— PROBLEM STATEMENT —
Restate each line word for word. Leave out every picture.

Stored entries
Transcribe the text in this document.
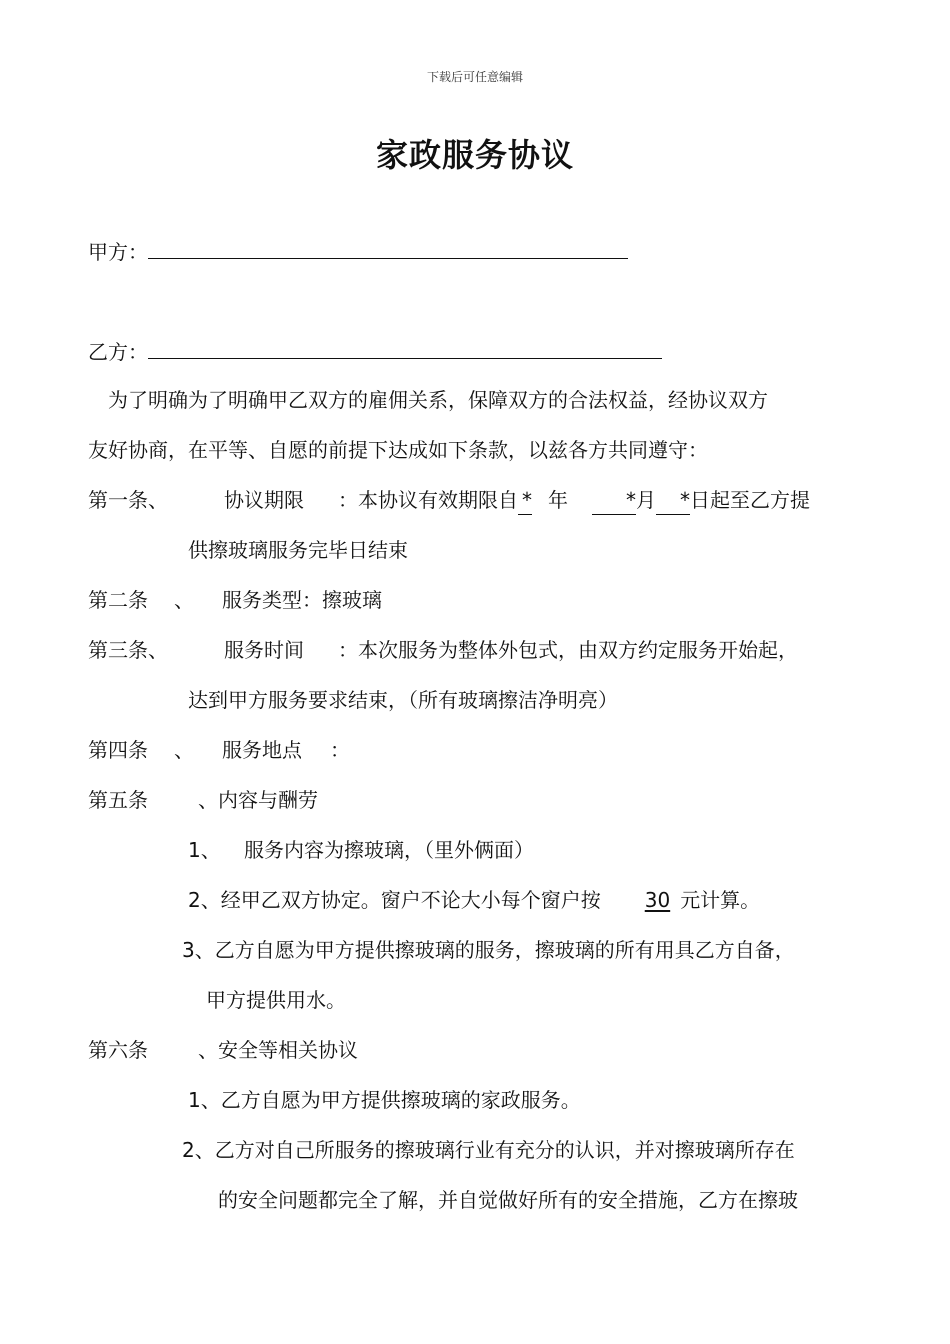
下载后可任意编辑
家政服务协议
甲方：
乙方：
为了明确为了明确甲乙双方的雇佣关系，保障双方的合法权益，经协议双方
友好协商，在平等、自愿的前提下达成如下条款，以兹各方共同遵守：
第一条、	协议期限 ：本协议有效期限自 * 年	*月 *日起至乙方提
供擦玻璃服务完毕日结束
第二条 、 服务类型：擦玻璃
第三条、	服务时间 ：本次服务为整体外包式，由双方约定服务开始起，
达到甲方服务要求结束，（所有玻璃擦洁净明亮）
第四条 、 服务地点 ：
第五条	、内容与酬劳
1、 服务内容为擦玻璃，（里外俩面）
2、经甲乙双方协定。窗户不论大小每个窗户按 30 元计算。
3、乙方自愿为甲方提供擦玻璃的服务，擦玻璃的所有用具乙方自备，
甲方提供用水。
第六条	、安全等相关协议
1、乙方自愿为甲方提供擦玻璃的家政服务。
2、乙方对自己所服务的擦玻璃行业有充分的认识，并对擦玻璃所存在
的安全问题都完全了解，并自觉做好所有的安全措施，乙方在擦玻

— FINISHED EXERCISE —
Transcribe the text in this document.
下载后可任意编辑
家政服务协议
甲方：
乙方：
为了明确为了明确甲乙双方的雇佣关系，保障双方的合法权益，经协议双方
友好协商，在平等、自愿的前提下达成如下条款，以兹各方共同遵守：
第一条、	协议期限 ：本协议有效期限自 * 年	*月 *日起至乙方提
供擦玻璃服务完毕日结束
第二条 、 服务类型：擦玻璃
第三条、	服务时间 ：本次服务为整体外包式，由双方约定服务开始起，
达到甲方服务要求结束，（所有玻璃擦洁净明亮）
第四条 、 服务地点 ：
第五条	、内容与酬劳
1、 服务内容为擦玻璃，（里外俩面）
2、经甲乙双方协定。窗户不论大小每个窗户按 30 元计算。
3、乙方自愿为甲方提供擦玻璃的服务，擦玻璃的所有用具乙方自备，
甲方提供用水。
第六条	、安全等相关协议
1、乙方自愿为甲方提供擦玻璃的家政服务。
2、乙方对自己所服务的擦玻璃行业有充分的认识，并对擦玻璃所存在
的安全问题都完全了解，并自觉做好所有的安全措施，乙方在擦玻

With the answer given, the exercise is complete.